> **Aim**: Copy out the records in full, word for word, without pictures.

Start of Supplied records

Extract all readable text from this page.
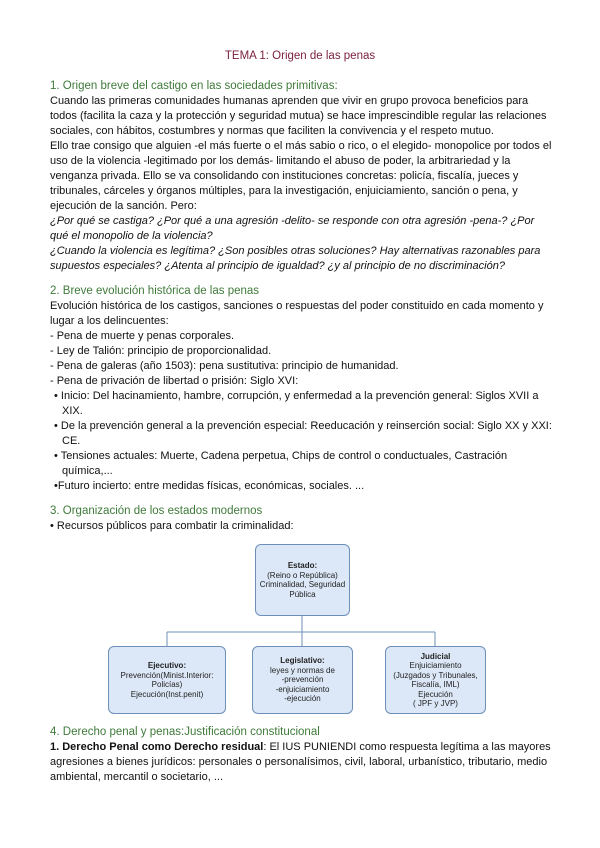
TEMA 1: Origen de las penas
1. Origen breve del castigo en las sociedades primitivas:

Cuando las primeras comunidades humanas aprenden que vivir en grupo provoca beneficios para todos (facilita la caza y la protección y seguridad mutua) se hace imprescindible regular las relaciones sociales, con hábitos, costumbres y normas que faciliten la convivencia y el respeto mutuo.

Ello trae consigo que alguien -el más fuerte o el más sabio o rico, o el elegido- monopolice por todos el uso de la violencia -legitimado por los demás- limitando el abuso de poder, la arbitrariedad y la venganza privada. Ello se va consolidando con instituciones concretas: policía, fiscalía, jueces y tribunales, cárceles y órganos múltiples, para la investigación, enjuiciamiento, sanción o pena, y ejecución de la sanción. Pero:

¿Por qué se castiga? ¿Por qué a una agresión -delito- se responde con otra agresión -pena-? ¿Por qué el monopolio de la violencia?

¿Cuando la violencia es legítima? ¿Son posibles otras soluciones? Hay alternativas razonables para supuestos especiales? ¿Atenta al principio de igualdad? ¿y al principio de no discriminación?

2. Breve evolución histórica de las penas

Evolución histórica de los castigos, sanciones o respuestas del poder constituido en cada momento y lugar a los delincuentes:

- Pena de muerte y penas corporales.

- Ley de Talión: principio de proporcionalidad.

- Pena de galeras (año 1503): pena sustitutiva: principio de humanidad.

- Pena de privación de libertad o prisión: Siglo XVI:

• Inicio: Del hacinamiento, hambre, corrupción, y enfermedad a la prevención general: Siglos XVII a XIX.

• De la prevención general a la prevención especial: Reeducación y reinserción social: Siglo XX y XXI: CE.

• Tensiones actuales: Muerte, Cadena perpetua, Chips de control o conductuales, Castración química,...

•Futuro incierto: entre medidas físicas, económicas, sociales. ...

3. Organización de los estados modernos

• Recursos públicos para combatir la criminalidad:

Estado:
(Reino o República)
Criminalidad, Seguridad
Pública
Ejecutivo:
Prevención(Minist.Interior:
Policías)
Ejecución(Inst.penit)
Legislativo:
leyes y normas de
-prevención
-enjuiciamiento
-ejecución
Judicial
Enjuiciamiento
(Juzgados y Tribunales,
Fiscalía, IML)
Ejecución
( JPF y JVP)
4. Derecho penal y penas:Justificación constitucional

1. Derecho Penal como Derecho residual: El IUS PUNIENDI como respuesta legítima a las mayores agresiones a bienes jurídicos: personales o personalísimos, civil, laboral, urbanístico, tributario, medio ambiental, mercantil o societario, ...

End of Supplied records

> **The result**:
Extract all readable text from this page.
TEMA 1: Origen de las penas
1. Origen breve del castigo en las sociedades primitivas:

Cuando las primeras comunidades humanas aprenden que vivir en grupo provoca beneficios para todos (facilita la caza y la protección y seguridad mutua) se hace imprescindible regular las relaciones sociales, con hábitos, costumbres y normas que faciliten la convivencia y el respeto mutuo.

Ello trae consigo que alguien -el más fuerte o el más sabio o rico, o el elegido- monopolice por todos el uso de la violencia -legitimado por los demás- limitando el abuso de poder, la arbitrariedad y la venganza privada. Ello se va consolidando con instituciones concretas: policía, fiscalía, jueces y tribunales, cárceles y órganos múltiples, para la investigación, enjuiciamiento, sanción o pena, y ejecución de la sanción. Pero:

¿Por qué se castiga? ¿Por qué a una agresión -delito- se responde con otra agresión -pena-? ¿Por qué el monopolio de la violencia?

¿Cuando la violencia es legítima? ¿Son posibles otras soluciones? Hay alternativas razonables para supuestos especiales? ¿Atenta al principio de igualdad? ¿y al principio de no discriminación?

2. Breve evolución histórica de las penas

Evolución histórica de los castigos, sanciones o respuestas del poder constituido en cada momento y lugar a los delincuentes:

- Pena de muerte y penas corporales.

- Ley de Talión: principio de proporcionalidad.

- Pena de galeras (año 1503): pena sustitutiva: principio de humanidad.

- Pena de privación de libertad o prisión: Siglo XVI:

• Inicio: Del hacinamiento, hambre, corrupción, y enfermedad a la prevención general: Siglos XVII a XIX.

• De la prevención general a la prevención especial: Reeducación y reinserción social: Siglo XX y XXI: CE.

• Tensiones actuales: Muerte, Cadena perpetua, Chips de control o conductuales, Castración química,...

•Futuro incierto: entre medidas físicas, económicas, sociales. ...

3. Organización de los estados modernos

• Recursos públicos para combatir la criminalidad:

Estado:
(Reino o República)
Criminalidad, Seguridad
Pública
Ejecutivo:
Prevención(Minist.Interior:
Policías)
Ejecución(Inst.penit)
Legislativo:
leyes y normas de
-prevención
-enjuiciamiento
-ejecución
Judicial
Enjuiciamiento
(Juzgados y Tribunales,
Fiscalía, IML)
Ejecución
( JPF y JVP)
4. Derecho penal y penas:Justificación constitucional

1. Derecho Penal como Derecho residual: El IUS PUNIENDI como respuesta legítima a las mayores agresiones a bienes jurídicos: personales o personalísimos, civil, laboral, urbanístico, tributario, medio ambiental, mercantil o societario, ...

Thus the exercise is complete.